WHAT TO WORK ON = Copy out every line in the entries below that includes "JSON".

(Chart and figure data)
>>>>

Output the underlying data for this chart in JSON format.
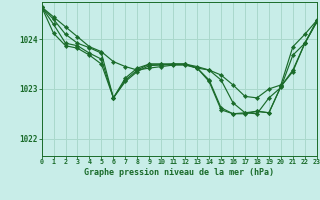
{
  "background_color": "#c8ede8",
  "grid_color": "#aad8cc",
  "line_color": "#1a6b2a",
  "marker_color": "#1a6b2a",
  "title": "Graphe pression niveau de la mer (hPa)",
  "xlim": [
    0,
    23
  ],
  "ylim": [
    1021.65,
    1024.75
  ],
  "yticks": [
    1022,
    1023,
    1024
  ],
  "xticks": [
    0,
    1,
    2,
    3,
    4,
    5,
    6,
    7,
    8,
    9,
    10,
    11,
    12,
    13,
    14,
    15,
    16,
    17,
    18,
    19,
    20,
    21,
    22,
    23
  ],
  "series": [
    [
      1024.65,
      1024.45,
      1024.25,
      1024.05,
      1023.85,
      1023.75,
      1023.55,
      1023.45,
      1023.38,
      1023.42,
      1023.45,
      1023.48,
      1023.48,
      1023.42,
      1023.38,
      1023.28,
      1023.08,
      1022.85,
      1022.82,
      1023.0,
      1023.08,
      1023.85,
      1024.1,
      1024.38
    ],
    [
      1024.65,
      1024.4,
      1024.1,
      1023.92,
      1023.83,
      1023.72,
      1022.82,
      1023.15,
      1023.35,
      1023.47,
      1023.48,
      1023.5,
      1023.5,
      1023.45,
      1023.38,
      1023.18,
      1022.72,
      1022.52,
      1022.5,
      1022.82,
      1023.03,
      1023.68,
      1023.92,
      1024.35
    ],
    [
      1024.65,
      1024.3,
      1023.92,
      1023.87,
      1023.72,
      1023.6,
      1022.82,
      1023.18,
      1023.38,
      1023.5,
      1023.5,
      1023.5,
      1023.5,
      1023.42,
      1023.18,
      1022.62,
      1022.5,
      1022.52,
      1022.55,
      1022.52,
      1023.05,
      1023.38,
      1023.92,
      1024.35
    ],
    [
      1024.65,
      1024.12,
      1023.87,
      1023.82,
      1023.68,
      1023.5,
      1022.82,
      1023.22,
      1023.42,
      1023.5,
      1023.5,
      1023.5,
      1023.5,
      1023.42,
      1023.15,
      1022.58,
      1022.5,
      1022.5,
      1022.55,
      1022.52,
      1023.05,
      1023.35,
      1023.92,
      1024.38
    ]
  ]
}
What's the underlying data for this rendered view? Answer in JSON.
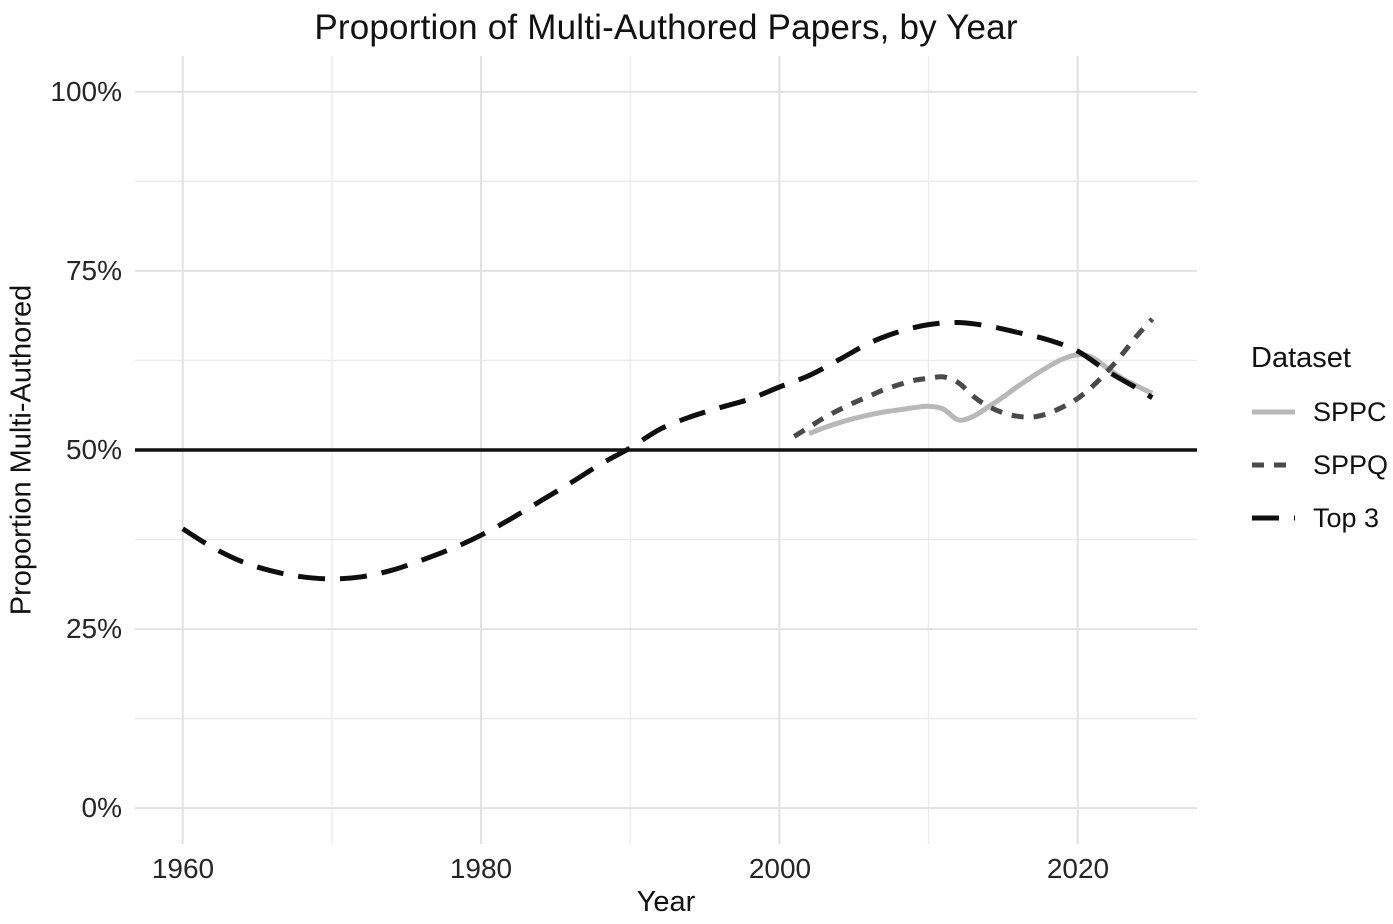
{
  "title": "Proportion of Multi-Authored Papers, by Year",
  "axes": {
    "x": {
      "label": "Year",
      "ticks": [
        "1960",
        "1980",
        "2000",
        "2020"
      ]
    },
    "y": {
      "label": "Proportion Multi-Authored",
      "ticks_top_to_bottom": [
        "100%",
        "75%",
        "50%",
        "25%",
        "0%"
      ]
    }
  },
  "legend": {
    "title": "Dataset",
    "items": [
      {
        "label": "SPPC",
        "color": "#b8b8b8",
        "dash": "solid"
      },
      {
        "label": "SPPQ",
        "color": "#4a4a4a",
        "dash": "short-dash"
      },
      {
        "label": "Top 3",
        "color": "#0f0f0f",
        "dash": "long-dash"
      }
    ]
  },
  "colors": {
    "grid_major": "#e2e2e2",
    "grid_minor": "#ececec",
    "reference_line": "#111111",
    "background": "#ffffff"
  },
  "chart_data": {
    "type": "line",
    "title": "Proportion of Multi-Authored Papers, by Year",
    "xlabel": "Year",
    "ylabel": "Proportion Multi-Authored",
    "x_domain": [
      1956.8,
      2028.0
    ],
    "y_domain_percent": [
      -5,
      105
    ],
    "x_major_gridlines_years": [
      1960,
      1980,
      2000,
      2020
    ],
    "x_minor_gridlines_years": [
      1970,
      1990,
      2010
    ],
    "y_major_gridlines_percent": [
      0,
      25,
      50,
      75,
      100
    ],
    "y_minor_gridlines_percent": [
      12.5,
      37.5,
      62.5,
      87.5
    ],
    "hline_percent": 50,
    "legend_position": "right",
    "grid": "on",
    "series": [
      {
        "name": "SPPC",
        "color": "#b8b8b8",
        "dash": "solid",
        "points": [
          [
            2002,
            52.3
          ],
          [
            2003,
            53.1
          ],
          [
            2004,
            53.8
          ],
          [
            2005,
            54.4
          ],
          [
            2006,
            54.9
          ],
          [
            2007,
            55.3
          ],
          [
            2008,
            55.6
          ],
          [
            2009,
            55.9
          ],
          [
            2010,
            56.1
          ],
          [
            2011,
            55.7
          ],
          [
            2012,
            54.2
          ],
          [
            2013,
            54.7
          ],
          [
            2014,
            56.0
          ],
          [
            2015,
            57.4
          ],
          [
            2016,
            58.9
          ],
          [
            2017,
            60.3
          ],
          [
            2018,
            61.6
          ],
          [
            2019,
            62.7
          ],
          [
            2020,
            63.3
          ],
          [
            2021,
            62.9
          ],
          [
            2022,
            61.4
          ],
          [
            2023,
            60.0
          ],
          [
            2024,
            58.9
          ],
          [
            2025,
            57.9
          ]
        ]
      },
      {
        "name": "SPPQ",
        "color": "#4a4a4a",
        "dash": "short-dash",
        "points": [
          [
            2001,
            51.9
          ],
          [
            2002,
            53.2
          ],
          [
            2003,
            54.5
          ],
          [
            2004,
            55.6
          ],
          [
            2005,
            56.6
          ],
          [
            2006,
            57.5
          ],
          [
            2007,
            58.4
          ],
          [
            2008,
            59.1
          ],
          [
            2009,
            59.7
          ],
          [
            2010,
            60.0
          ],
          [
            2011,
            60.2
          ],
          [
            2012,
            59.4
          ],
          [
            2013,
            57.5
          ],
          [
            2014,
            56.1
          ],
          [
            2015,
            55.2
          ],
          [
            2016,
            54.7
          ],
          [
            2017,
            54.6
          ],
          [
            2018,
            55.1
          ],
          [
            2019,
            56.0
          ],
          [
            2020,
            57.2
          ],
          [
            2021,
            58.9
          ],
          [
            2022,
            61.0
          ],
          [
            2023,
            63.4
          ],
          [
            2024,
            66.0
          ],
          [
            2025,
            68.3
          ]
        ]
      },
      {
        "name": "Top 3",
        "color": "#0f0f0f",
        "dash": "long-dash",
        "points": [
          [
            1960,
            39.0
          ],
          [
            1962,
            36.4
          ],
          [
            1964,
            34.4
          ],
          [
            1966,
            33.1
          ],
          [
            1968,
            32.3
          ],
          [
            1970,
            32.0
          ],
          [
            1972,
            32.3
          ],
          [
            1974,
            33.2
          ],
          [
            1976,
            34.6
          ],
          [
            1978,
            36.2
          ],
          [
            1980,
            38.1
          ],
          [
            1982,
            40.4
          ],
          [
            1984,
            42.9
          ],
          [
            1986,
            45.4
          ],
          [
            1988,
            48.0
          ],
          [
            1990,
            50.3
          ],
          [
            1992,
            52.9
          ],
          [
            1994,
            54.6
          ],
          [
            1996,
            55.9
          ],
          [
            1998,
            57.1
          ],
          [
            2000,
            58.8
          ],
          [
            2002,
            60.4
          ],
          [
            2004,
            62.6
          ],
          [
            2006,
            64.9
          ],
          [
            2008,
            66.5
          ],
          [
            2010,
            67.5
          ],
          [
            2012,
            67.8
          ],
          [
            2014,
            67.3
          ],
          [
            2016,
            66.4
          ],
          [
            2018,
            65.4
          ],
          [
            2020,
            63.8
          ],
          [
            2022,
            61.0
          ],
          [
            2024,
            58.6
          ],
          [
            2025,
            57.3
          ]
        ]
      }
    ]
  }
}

<<<<

OUTPUT OF THE TASK =
Output the underlying data for this chart in JSON format.
What's the underlying data for this rendered view? Answer in JSON.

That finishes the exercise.